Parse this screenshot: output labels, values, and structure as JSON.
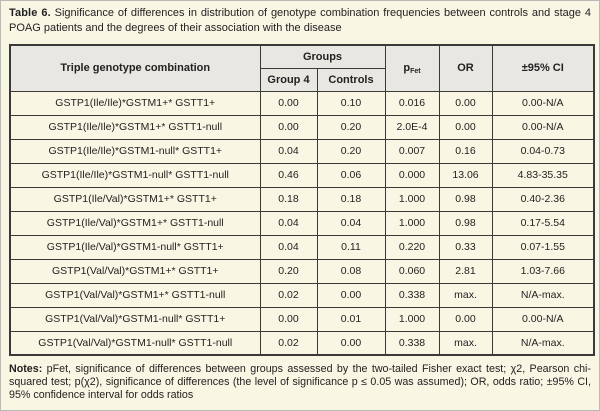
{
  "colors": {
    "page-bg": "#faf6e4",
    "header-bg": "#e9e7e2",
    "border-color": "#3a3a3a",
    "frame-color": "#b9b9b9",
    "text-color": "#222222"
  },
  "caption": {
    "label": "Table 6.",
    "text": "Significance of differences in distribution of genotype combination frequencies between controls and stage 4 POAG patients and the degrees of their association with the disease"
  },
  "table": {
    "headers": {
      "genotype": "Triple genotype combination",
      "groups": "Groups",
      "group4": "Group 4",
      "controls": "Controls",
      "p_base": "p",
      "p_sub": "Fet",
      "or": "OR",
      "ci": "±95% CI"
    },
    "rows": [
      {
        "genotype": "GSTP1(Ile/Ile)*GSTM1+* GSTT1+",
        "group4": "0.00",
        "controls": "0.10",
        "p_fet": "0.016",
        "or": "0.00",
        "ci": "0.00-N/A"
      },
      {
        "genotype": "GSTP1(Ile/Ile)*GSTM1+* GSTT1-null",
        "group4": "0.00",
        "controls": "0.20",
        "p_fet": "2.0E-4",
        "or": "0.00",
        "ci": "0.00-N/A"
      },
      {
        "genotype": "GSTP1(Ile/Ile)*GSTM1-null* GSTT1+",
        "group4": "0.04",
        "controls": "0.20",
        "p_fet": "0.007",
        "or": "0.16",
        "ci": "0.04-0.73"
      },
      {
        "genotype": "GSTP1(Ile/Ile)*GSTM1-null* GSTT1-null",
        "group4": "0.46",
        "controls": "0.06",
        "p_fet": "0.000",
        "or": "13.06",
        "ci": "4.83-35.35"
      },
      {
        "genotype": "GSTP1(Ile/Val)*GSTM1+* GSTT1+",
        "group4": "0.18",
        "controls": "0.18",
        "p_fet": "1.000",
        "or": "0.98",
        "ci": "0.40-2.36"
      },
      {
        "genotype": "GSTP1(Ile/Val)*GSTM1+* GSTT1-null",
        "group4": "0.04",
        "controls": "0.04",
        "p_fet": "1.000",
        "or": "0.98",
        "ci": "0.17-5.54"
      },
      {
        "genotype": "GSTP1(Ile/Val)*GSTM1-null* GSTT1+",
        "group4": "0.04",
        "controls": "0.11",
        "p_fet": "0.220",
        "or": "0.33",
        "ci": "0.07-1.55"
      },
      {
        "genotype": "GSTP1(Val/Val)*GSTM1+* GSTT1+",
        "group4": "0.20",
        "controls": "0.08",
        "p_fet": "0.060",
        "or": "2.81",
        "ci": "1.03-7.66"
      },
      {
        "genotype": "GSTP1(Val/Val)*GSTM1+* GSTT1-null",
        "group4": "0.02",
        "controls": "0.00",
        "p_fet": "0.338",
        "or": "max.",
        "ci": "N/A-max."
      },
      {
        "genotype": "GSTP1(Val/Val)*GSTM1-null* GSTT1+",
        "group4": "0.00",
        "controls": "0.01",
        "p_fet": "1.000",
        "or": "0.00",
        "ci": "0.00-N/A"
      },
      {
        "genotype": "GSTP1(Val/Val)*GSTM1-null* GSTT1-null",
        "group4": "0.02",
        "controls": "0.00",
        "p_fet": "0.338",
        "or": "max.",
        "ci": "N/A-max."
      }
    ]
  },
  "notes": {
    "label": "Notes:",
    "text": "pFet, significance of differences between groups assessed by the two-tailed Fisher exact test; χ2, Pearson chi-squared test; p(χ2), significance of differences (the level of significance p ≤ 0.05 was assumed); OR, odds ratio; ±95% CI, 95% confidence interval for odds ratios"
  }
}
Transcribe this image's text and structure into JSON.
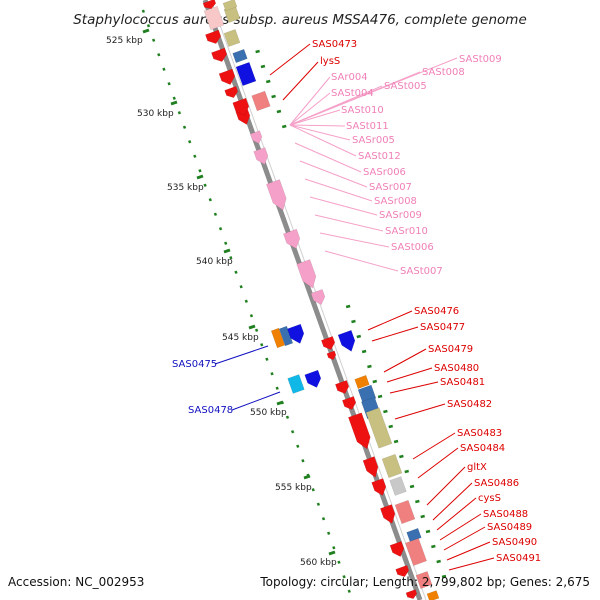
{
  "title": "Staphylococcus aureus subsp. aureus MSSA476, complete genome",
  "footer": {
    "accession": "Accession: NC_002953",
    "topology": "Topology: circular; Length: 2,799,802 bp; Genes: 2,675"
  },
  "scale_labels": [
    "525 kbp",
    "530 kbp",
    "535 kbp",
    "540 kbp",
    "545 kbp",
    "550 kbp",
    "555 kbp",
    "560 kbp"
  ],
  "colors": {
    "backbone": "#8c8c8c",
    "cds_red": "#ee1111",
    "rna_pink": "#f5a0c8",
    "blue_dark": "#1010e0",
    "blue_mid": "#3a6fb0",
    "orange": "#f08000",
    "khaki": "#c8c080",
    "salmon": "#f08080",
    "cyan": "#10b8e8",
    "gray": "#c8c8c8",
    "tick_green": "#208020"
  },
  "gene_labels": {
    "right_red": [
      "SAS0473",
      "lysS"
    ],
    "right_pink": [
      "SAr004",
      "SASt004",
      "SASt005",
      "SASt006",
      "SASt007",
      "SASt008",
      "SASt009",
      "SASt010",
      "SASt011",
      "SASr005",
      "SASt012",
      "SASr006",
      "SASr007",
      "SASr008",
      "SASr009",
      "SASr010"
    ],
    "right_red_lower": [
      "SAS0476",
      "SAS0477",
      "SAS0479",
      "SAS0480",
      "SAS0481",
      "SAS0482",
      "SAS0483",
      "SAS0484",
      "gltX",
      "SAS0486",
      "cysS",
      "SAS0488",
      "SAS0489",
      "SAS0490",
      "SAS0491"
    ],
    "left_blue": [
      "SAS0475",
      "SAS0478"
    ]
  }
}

═══

TASK STATEMENT >> Return all of the material precisely as written. No picture belongs in it.

RESULT >>
Parse this screenshot: output labels, values, and structure as JSON.
{
  "colors": {
    "page-bg": "#faf6e4",
    "header-bg": "#e9e7e2",
    "border-color": "#3a3a3a",
    "frame-color": "#b9b9b9",
    "text-color": "#222222"
  },
  "caption": {
    "label": "Table 6.",
    "text": "Significance of differences in distribution of genotype combination frequencies between controls and stage 4 POAG patients and the degrees of their association with the disease"
  },
  "table": {
    "headers": {
      "genotype": "Triple genotype combination",
      "groups": "Groups",
      "group4": "Group 4",
      "controls": "Controls",
      "p_base": "p",
      "p_sub": "Fet",
      "or": "OR",
      "ci": "±95% CI"
    },
    "rows": [
      {
        "genotype": "GSTP1(Ile/Ile)*GSTM1+* GSTT1+",
        "group4": "0.00",
        "controls": "0.10",
        "p_fet": "0.016",
        "or": "0.00",
        "ci": "0.00-N/A"
      },
      {
        "genotype": "GSTP1(Ile/Ile)*GSTM1+* GSTT1-null",
        "group4": "0.00",
        "controls": "0.20",
        "p_fet": "2.0E-4",
        "or": "0.00",
        "ci": "0.00-N/A"
      },
      {
        "genotype": "GSTP1(Ile/Ile)*GSTM1-null* GSTT1+",
        "group4": "0.04",
        "controls": "0.20",
        "p_fet": "0.007",
        "or": "0.16",
        "ci": "0.04-0.73"
      },
      {
        "genotype": "GSTP1(Ile/Ile)*GSTM1-null* GSTT1-null",
        "group4": "0.46",
        "controls": "0.06",
        "p_fet": "0.000",
        "or": "13.06",
        "ci": "4.83-35.35"
      },
      {
        "genotype": "GSTP1(Ile/Val)*GSTM1+* GSTT1+",
        "group4": "0.18",
        "controls": "0.18",
        "p_fet": "1.000",
        "or": "0.98",
        "ci": "0.40-2.36"
      },
      {
        "genotype": "GSTP1(Ile/Val)*GSTM1+* GSTT1-null",
        "group4": "0.04",
        "controls": "0.04",
        "p_fet": "1.000",
        "or": "0.98",
        "ci": "0.17-5.54"
      },
      {
        "genotype": "GSTP1(Ile/Val)*GSTM1-null* GSTT1+",
        "group4": "0.04",
        "controls": "0.11",
        "p_fet": "0.220",
        "or": "0.33",
        "ci": "0.07-1.55"
      },
      {
        "genotype": "GSTP1(Val/Val)*GSTM1+* GSTT1+",
        "group4": "0.20",
        "controls": "0.08",
        "p_fet": "0.060",
        "or": "2.81",
        "ci": "1.03-7.66"
      },
      {
        "genotype": "GSTP1(Val/Val)*GSTM1+* GSTT1-null",
        "group4": "0.02",
        "controls": "0.00",
        "p_fet": "0.338",
        "or": "max.",
        "ci": "N/A-max."
      },
      {
        "genotype": "GSTP1(Val/Val)*GSTM1-null* GSTT1+",
        "group4": "0.00",
        "controls": "0.01",
        "p_fet": "1.000",
        "or": "0.00",
        "ci": "0.00-N/A"
      },
      {
        "genotype": "GSTP1(Val/Val)*GSTM1-null* GSTT1-null",
        "group4": "0.02",
        "controls": "0.00",
        "p_fet": "0.338",
        "or": "max.",
        "ci": "N/A-max."
      }
    ]
  },
  "notes": {
    "label": "Notes:",
    "text": "pFet, significance of differences between groups assessed by the two-tailed Fisher exact test; χ2, Pearson chi-squared test; p(χ2), significance of differences (the level of significance p ≤ 0.05 was assumed); OR, odds ratio; ±95% CI, 95% confidence interval for odds ratios"
  }
}
Transcribe this image's text and structure into JSON.
{
  "title": "Staphylococcus aureus subsp. aureus MSSA476, complete genome",
  "footer": {
    "accession": "Accession: NC_002953",
    "topology": "Topology: circular; Length: 2,799,802 bp; Genes: 2,675"
  },
  "scale_labels": [
    "525 kbp",
    "530 kbp",
    "535 kbp",
    "540 kbp",
    "545 kbp",
    "550 kbp",
    "555 kbp",
    "560 kbp"
  ],
  "colors": {
    "backbone": "#8c8c8c",
    "cds_red": "#ee1111",
    "rna_pink": "#f5a0c8",
    "blue_dark": "#1010e0",
    "blue_mid": "#3a6fb0",
    "orange": "#f08000",
    "khaki": "#c8c080",
    "salmon": "#f08080",
    "cyan": "#10b8e8",
    "gray": "#c8c8c8",
    "tick_green": "#208020"
  },
  "gene_labels": {
    "right_red": [
      "SAS0473",
      "lysS"
    ],
    "right_pink": [
      "SAr004",
      "SASt004",
      "SASt005",
      "SASt006",
      "SASt007",
      "SASt008",
      "SASt009",
      "SASt010",
      "SASt011",
      "SASr005",
      "SASt012",
      "SASr006",
      "SASr007",
      "SASr008",
      "SASr009",
      "SASr010"
    ],
    "right_red_lower": [
      "SAS0476",
      "SAS0477",
      "SAS0479",
      "SAS0480",
      "SAS0481",
      "SAS0482",
      "SAS0483",
      "SAS0484",
      "gltX",
      "SAS0486",
      "cysS",
      "SAS0488",
      "SAS0489",
      "SAS0490",
      "SAS0491"
    ],
    "left_blue": [
      "SAS0475",
      "SAS0478"
    ]
  }
}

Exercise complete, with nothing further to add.